■ Written instruction ■
Copy out the entries below in full and exactly.

■ Listed entries ■
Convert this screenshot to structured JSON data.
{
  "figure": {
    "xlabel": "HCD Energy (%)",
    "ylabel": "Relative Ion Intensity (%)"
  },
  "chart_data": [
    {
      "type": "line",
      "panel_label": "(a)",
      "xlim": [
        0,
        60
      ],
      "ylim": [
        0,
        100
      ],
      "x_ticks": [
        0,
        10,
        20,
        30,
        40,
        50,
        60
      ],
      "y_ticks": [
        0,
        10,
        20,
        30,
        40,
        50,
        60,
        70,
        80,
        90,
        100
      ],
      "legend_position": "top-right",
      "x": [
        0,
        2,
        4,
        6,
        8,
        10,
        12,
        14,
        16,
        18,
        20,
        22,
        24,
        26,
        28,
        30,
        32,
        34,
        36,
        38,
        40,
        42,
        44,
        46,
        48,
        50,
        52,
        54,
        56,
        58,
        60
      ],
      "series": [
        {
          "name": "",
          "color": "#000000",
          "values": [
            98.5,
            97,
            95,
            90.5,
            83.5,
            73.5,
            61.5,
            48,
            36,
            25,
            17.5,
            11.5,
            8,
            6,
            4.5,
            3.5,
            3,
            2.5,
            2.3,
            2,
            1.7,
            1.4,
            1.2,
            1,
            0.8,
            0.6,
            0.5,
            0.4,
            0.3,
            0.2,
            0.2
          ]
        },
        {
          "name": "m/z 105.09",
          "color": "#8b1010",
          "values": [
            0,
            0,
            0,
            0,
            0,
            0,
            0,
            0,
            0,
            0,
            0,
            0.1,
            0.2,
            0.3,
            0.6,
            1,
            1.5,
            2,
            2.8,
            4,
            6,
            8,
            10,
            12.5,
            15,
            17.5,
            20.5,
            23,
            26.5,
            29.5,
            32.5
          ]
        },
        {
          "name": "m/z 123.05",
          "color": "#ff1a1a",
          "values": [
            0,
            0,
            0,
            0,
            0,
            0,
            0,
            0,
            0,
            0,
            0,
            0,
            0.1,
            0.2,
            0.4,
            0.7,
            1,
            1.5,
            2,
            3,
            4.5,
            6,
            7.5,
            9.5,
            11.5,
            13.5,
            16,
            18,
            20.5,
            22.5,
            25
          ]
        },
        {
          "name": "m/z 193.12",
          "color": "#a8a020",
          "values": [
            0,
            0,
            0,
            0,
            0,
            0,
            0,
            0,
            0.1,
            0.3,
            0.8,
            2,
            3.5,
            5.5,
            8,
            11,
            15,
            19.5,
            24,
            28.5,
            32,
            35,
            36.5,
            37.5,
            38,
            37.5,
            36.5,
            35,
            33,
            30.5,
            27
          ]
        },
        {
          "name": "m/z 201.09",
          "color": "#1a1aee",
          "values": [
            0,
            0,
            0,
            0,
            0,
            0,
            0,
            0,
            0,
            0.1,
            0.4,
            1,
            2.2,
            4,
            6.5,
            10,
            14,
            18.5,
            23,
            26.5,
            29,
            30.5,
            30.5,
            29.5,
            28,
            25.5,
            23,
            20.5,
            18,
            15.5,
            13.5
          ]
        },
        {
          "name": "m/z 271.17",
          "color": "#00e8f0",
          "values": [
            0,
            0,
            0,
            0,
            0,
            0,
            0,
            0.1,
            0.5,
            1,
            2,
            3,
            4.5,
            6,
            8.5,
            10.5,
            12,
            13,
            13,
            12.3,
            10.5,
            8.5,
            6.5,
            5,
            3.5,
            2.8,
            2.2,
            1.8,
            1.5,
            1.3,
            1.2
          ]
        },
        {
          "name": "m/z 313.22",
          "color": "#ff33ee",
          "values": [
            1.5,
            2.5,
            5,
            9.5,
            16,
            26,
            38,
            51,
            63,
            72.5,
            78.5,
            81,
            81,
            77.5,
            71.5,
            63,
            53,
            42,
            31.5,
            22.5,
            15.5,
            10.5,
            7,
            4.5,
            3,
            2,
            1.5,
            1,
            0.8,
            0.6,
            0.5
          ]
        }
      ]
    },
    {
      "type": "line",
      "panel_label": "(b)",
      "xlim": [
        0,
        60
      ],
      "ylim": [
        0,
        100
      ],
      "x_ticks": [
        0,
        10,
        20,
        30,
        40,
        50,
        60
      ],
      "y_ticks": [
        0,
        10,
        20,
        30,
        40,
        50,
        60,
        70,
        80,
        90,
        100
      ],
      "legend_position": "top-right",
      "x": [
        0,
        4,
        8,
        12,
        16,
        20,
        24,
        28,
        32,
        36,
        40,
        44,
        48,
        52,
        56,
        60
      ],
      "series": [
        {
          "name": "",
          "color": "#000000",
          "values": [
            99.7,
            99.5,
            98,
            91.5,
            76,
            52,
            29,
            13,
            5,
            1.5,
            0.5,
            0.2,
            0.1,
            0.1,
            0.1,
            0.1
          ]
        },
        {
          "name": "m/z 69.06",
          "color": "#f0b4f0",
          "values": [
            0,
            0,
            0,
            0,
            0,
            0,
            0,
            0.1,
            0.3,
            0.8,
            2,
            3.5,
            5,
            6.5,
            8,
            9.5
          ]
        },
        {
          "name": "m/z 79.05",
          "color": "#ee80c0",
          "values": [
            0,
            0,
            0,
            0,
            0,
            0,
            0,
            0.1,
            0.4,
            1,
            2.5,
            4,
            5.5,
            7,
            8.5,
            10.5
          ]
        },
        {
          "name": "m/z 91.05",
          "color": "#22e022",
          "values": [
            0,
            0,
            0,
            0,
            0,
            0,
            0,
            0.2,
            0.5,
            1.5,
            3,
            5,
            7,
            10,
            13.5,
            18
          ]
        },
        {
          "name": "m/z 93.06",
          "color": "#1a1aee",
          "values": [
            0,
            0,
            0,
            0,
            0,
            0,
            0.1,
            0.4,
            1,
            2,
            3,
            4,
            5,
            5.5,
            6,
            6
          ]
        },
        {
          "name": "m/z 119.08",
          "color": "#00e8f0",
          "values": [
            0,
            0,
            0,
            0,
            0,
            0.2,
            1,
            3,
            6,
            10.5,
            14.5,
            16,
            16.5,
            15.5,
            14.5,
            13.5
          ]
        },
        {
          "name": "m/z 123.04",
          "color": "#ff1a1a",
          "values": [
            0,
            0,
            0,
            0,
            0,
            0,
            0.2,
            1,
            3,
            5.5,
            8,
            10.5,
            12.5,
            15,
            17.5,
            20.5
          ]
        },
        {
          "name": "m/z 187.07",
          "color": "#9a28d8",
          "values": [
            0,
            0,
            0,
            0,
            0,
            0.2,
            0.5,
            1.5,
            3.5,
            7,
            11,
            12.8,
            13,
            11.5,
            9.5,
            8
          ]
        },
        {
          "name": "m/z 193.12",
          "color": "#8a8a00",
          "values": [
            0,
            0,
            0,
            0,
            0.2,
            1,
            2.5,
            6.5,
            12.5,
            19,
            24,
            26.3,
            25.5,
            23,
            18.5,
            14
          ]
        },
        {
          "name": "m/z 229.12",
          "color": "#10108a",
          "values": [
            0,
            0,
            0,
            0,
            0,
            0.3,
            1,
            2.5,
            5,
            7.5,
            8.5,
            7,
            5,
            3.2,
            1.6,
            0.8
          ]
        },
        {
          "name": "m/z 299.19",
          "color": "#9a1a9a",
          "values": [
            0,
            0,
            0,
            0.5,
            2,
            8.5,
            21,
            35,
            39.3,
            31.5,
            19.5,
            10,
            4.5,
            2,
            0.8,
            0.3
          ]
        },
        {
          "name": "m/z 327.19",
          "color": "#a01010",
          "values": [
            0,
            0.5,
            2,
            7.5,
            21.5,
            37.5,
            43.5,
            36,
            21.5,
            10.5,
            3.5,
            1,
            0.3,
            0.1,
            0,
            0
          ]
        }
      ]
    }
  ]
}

■ The response ■
Convert this screenshot to structured JSON data.
{
  "figure": {
    "xlabel": "HCD Energy (%)",
    "ylabel": "Relative Ion Intensity (%)"
  },
  "chart_data": [
    {
      "type": "line",
      "panel_label": "(a)",
      "xlim": [
        0,
        60
      ],
      "ylim": [
        0,
        100
      ],
      "x_ticks": [
        0,
        10,
        20,
        30,
        40,
        50,
        60
      ],
      "y_ticks": [
        0,
        10,
        20,
        30,
        40,
        50,
        60,
        70,
        80,
        90,
        100
      ],
      "legend_position": "top-right",
      "x": [
        0,
        2,
        4,
        6,
        8,
        10,
        12,
        14,
        16,
        18,
        20,
        22,
        24,
        26,
        28,
        30,
        32,
        34,
        36,
        38,
        40,
        42,
        44,
        46,
        48,
        50,
        52,
        54,
        56,
        58,
        60
      ],
      "series": [
        {
          "name": "",
          "color": "#000000",
          "values": [
            98.5,
            97,
            95,
            90.5,
            83.5,
            73.5,
            61.5,
            48,
            36,
            25,
            17.5,
            11.5,
            8,
            6,
            4.5,
            3.5,
            3,
            2.5,
            2.3,
            2,
            1.7,
            1.4,
            1.2,
            1,
            0.8,
            0.6,
            0.5,
            0.4,
            0.3,
            0.2,
            0.2
          ]
        },
        {
          "name": "m/z 105.09",
          "color": "#8b1010",
          "values": [
            0,
            0,
            0,
            0,
            0,
            0,
            0,
            0,
            0,
            0,
            0,
            0.1,
            0.2,
            0.3,
            0.6,
            1,
            1.5,
            2,
            2.8,
            4,
            6,
            8,
            10,
            12.5,
            15,
            17.5,
            20.5,
            23,
            26.5,
            29.5,
            32.5
          ]
        },
        {
          "name": "m/z 123.05",
          "color": "#ff1a1a",
          "values": [
            0,
            0,
            0,
            0,
            0,
            0,
            0,
            0,
            0,
            0,
            0,
            0,
            0.1,
            0.2,
            0.4,
            0.7,
            1,
            1.5,
            2,
            3,
            4.5,
            6,
            7.5,
            9.5,
            11.5,
            13.5,
            16,
            18,
            20.5,
            22.5,
            25
          ]
        },
        {
          "name": "m/z 193.12",
          "color": "#a8a020",
          "values": [
            0,
            0,
            0,
            0,
            0,
            0,
            0,
            0,
            0.1,
            0.3,
            0.8,
            2,
            3.5,
            5.5,
            8,
            11,
            15,
            19.5,
            24,
            28.5,
            32,
            35,
            36.5,
            37.5,
            38,
            37.5,
            36.5,
            35,
            33,
            30.5,
            27
          ]
        },
        {
          "name": "m/z 201.09",
          "color": "#1a1aee",
          "values": [
            0,
            0,
            0,
            0,
            0,
            0,
            0,
            0,
            0,
            0.1,
            0.4,
            1,
            2.2,
            4,
            6.5,
            10,
            14,
            18.5,
            23,
            26.5,
            29,
            30.5,
            30.5,
            29.5,
            28,
            25.5,
            23,
            20.5,
            18,
            15.5,
            13.5
          ]
        },
        {
          "name": "m/z 271.17",
          "color": "#00e8f0",
          "values": [
            0,
            0,
            0,
            0,
            0,
            0,
            0,
            0.1,
            0.5,
            1,
            2,
            3,
            4.5,
            6,
            8.5,
            10.5,
            12,
            13,
            13,
            12.3,
            10.5,
            8.5,
            6.5,
            5,
            3.5,
            2.8,
            2.2,
            1.8,
            1.5,
            1.3,
            1.2
          ]
        },
        {
          "name": "m/z 313.22",
          "color": "#ff33ee",
          "values": [
            1.5,
            2.5,
            5,
            9.5,
            16,
            26,
            38,
            51,
            63,
            72.5,
            78.5,
            81,
            81,
            77.5,
            71.5,
            63,
            53,
            42,
            31.5,
            22.5,
            15.5,
            10.5,
            7,
            4.5,
            3,
            2,
            1.5,
            1,
            0.8,
            0.6,
            0.5
          ]
        }
      ]
    },
    {
      "type": "line",
      "panel_label": "(b)",
      "xlim": [
        0,
        60
      ],
      "ylim": [
        0,
        100
      ],
      "x_ticks": [
        0,
        10,
        20,
        30,
        40,
        50,
        60
      ],
      "y_ticks": [
        0,
        10,
        20,
        30,
        40,
        50,
        60,
        70,
        80,
        90,
        100
      ],
      "legend_position": "top-right",
      "x": [
        0,
        4,
        8,
        12,
        16,
        20,
        24,
        28,
        32,
        36,
        40,
        44,
        48,
        52,
        56,
        60
      ],
      "series": [
        {
          "name": "",
          "color": "#000000",
          "values": [
            99.7,
            99.5,
            98,
            91.5,
            76,
            52,
            29,
            13,
            5,
            1.5,
            0.5,
            0.2,
            0.1,
            0.1,
            0.1,
            0.1
          ]
        },
        {
          "name": "m/z 69.06",
          "color": "#f0b4f0",
          "values": [
            0,
            0,
            0,
            0,
            0,
            0,
            0,
            0.1,
            0.3,
            0.8,
            2,
            3.5,
            5,
            6.5,
            8,
            9.5
          ]
        },
        {
          "name": "m/z 79.05",
          "color": "#ee80c0",
          "values": [
            0,
            0,
            0,
            0,
            0,
            0,
            0,
            0.1,
            0.4,
            1,
            2.5,
            4,
            5.5,
            7,
            8.5,
            10.5
          ]
        },
        {
          "name": "m/z 91.05",
          "color": "#22e022",
          "values": [
            0,
            0,
            0,
            0,
            0,
            0,
            0,
            0.2,
            0.5,
            1.5,
            3,
            5,
            7,
            10,
            13.5,
            18
          ]
        },
        {
          "name": "m/z 93.06",
          "color": "#1a1aee",
          "values": [
            0,
            0,
            0,
            0,
            0,
            0,
            0.1,
            0.4,
            1,
            2,
            3,
            4,
            5,
            5.5,
            6,
            6
          ]
        },
        {
          "name": "m/z 119.08",
          "color": "#00e8f0",
          "values": [
            0,
            0,
            0,
            0,
            0,
            0.2,
            1,
            3,
            6,
            10.5,
            14.5,
            16,
            16.5,
            15.5,
            14.5,
            13.5
          ]
        },
        {
          "name": "m/z 123.04",
          "color": "#ff1a1a",
          "values": [
            0,
            0,
            0,
            0,
            0,
            0,
            0.2,
            1,
            3,
            5.5,
            8,
            10.5,
            12.5,
            15,
            17.5,
            20.5
          ]
        },
        {
          "name": "m/z 187.07",
          "color": "#9a28d8",
          "values": [
            0,
            0,
            0,
            0,
            0,
            0.2,
            0.5,
            1.5,
            3.5,
            7,
            11,
            12.8,
            13,
            11.5,
            9.5,
            8
          ]
        },
        {
          "name": "m/z 193.12",
          "color": "#8a8a00",
          "values": [
            0,
            0,
            0,
            0,
            0.2,
            1,
            2.5,
            6.5,
            12.5,
            19,
            24,
            26.3,
            25.5,
            23,
            18.5,
            14
          ]
        },
        {
          "name": "m/z 229.12",
          "color": "#10108a",
          "values": [
            0,
            0,
            0,
            0,
            0,
            0.3,
            1,
            2.5,
            5,
            7.5,
            8.5,
            7,
            5,
            3.2,
            1.6,
            0.8
          ]
        },
        {
          "name": "m/z 299.19",
          "color": "#9a1a9a",
          "values": [
            0,
            0,
            0,
            0.5,
            2,
            8.5,
            21,
            35,
            39.3,
            31.5,
            19.5,
            10,
            4.5,
            2,
            0.8,
            0.3
          ]
        },
        {
          "name": "m/z 327.19",
          "color": "#a01010",
          "values": [
            0,
            0.5,
            2,
            7.5,
            21.5,
            37.5,
            43.5,
            36,
            21.5,
            10.5,
            3.5,
            1,
            0.3,
            0.1,
            0,
            0
          ]
        }
      ]
    }
  ]
}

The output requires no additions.